■ Instructions:
**A)** Please print the part of the starship helm passage that begins at the words "With the lack" and ends after the words "for navigational reference.".
**B)** In the starship helm passage, what position did the helm and navigation stations combine into by the 24th century?
**C)** Extend the starship helm passage, starting after its last sentence.

■ Source extract:
__________________________________________________
With the lack of gravity there is an absence of a true sense of up and down. As a means of reference it is generally agreed upon by most races that the galactic plane is the horizontal reference (a ‘galactic horizon’) and ‘up’ is perpendicular to the galactic plane in the direction of the north polar field. So while there is no physical limitations imposed of what direction is up, there are indications of such, and are used as a means for navigational reference.

Helm Controls

The helm (or helm control) is a term for the flight control operations onboard a starship or shuttle. This station is responsible for controlling the flight operations of a ship, including warp, impulse and thruster control. Helm is also responsible for controlling the ship during a landing sequence or docking procedure.

Ops (left) and Conn (right) positions aboard a Galaxy-class starship.

In the 22nd century, Earth Star Fleet had one solitary helm station. The helmsman of 23rd century vessels worked in concert with the "Navigation Officer," who plotted the ship's course. The helmsman controlled both the speed and attitude of the ship, as well as the ship's weapon and shield systems. By the 24th century, the helm and navigation stations became combined as the "Conn Officer" position, and control of weapons and defenses were now handled by the tactical station.

The helmsman (or Helm Officer) is considered to be a tactical position used aboard Star Fleet starships. The actual helm console is usually near the front of a Star Fleet ship's bridge.

Navigation Officer

In Star Fleet, the navigator holds the position responsible for projecting the course of a starship, and for determining a ship's position, velocity and direction in relationship to a course. The navigator can also use the ship's navigational sensors to determine the positions, speeds and trajectories of other objects. Additionally, in the 2250s and 2260s, a navigator was in charge of coordinating phaser crews for real and simulated combat and for firing the weapons. By the end of 2266, this last function had shifted to the helm controls.
__________________________________________________
■ Source material:

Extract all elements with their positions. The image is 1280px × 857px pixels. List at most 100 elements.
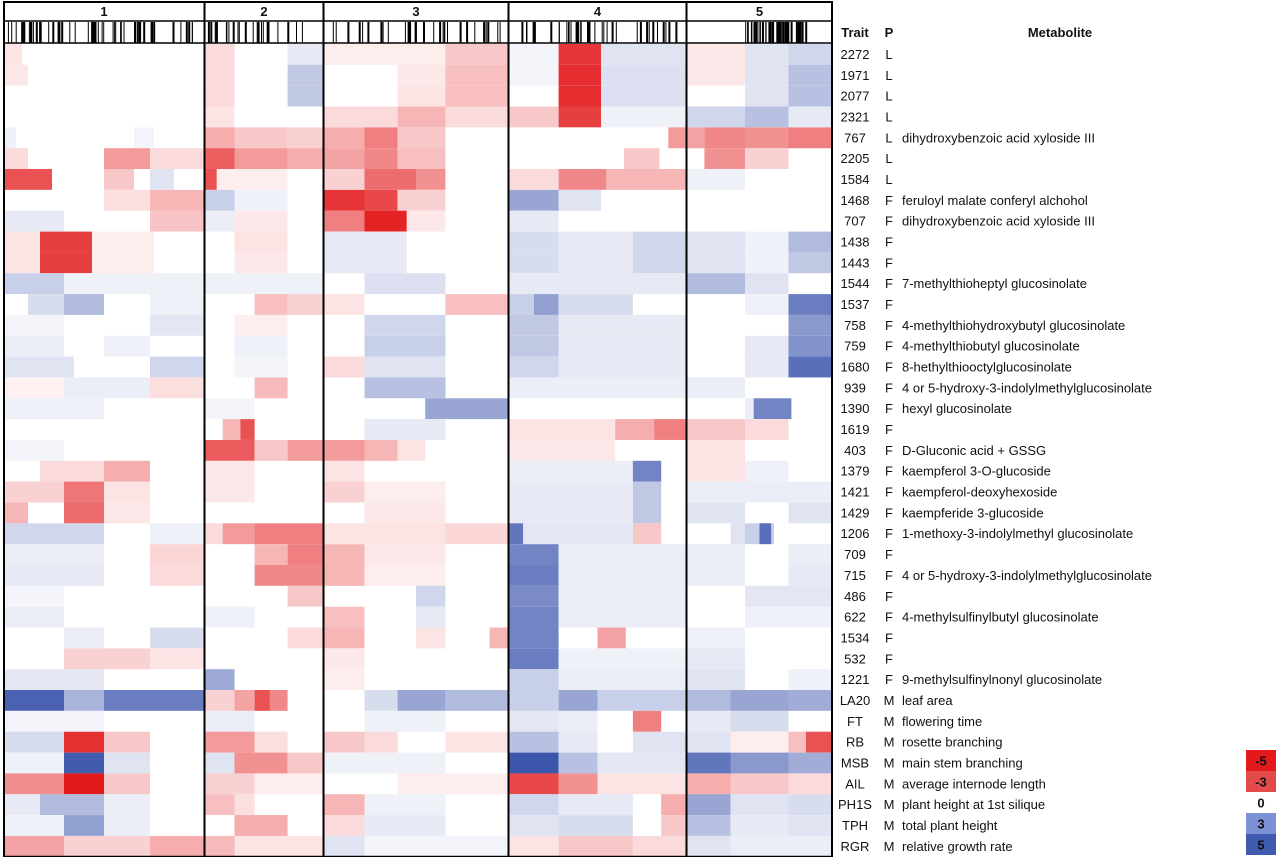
__________________________________________________
■ Response list:
**A)**
With the lack of gravity there is an absence of a true sense of up and down. As a means of reference it is generally agreed upon by most races that the galactic plane is the horizontal reference (a ‘galactic horizon’) and ‘up’ is perpendicular to the galactic plane in the direction of the north polar field. So while there is no physical limitations imposed of what direction is up, there are indications of such, and are used as a means for navigational reference.

**B)** They combined into the "Conn Officer" position.

**C)**
On Federation Star Fleet vessels of the 23rd century, the navigator was a bridge officer, while the helm officer's role was usually combined with that of the tactical officer.

Conn Officer

The flight controller (also known as conn or conn officer) is the crew member on a Federation starship assigned the duty of piloting the vessel.
This position combines the roles of the navigator and helmsman used in the past.

To have "the conn" is to have sole responsibility to control, or direct by order, the movements of a ship. On a Star Fleet vessel, this responsibility resides with the Deck Officer, also known as the Officer of the Day. The conn responsibility must be assigned temporarily if the assigned officer leaves the bridge.

The word "conn" dates back to the eleventh century, in England. It comes from the Anglo-Saxon word conne, which means "to know" or "to be skillful."

This information was obtained from the Tolani Maritime Institute.


Ship directions.jpg

Bow - Forward part of the ship
Stern - Rear part of a ship
Port - Left side of a ship
Starboard - Right side of a ship
Dorsal - Upper / top side of a ship
Ventral - Bottom / underneath side of a ship

Starship Navigation

When dealing with navigation, within a 3-Dimensional space, especially within a large area, there are two ways to reference direction. One is relative to yourself, the other is relative to where you want to go.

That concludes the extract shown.